Supplied records:
####################

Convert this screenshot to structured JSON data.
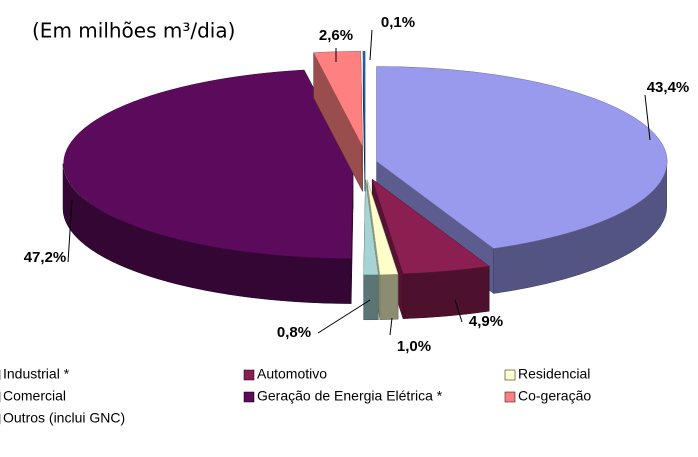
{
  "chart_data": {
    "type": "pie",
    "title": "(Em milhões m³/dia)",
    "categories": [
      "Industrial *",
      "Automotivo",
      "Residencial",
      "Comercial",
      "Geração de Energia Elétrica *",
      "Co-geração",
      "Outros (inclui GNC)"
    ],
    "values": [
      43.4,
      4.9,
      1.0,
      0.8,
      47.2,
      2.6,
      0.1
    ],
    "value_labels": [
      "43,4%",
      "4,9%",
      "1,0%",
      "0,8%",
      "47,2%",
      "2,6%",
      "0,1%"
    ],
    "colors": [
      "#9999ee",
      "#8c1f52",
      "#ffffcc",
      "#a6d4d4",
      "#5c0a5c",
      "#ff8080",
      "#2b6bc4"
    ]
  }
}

####################

Directive:
Do not copy the pictures, but repeat every line exactly.

Response below:
Convert this screenshot to structured JSON data.
{
  "chart_data": {
    "type": "pie",
    "title": "(Em milhões m³/dia)",
    "categories": [
      "Industrial *",
      "Automotivo",
      "Residencial",
      "Comercial",
      "Geração de Energia Elétrica *",
      "Co-geração",
      "Outros (inclui GNC)"
    ],
    "values": [
      43.4,
      4.9,
      1.0,
      0.8,
      47.2,
      2.6,
      0.1
    ],
    "value_labels": [
      "43,4%",
      "4,9%",
      "1,0%",
      "0,8%",
      "47,2%",
      "2,6%",
      "0,1%"
    ],
    "colors": [
      "#9999ee",
      "#8c1f52",
      "#ffffcc",
      "#a6d4d4",
      "#5c0a5c",
      "#ff8080",
      "#2b6bc4"
    ]
  }
}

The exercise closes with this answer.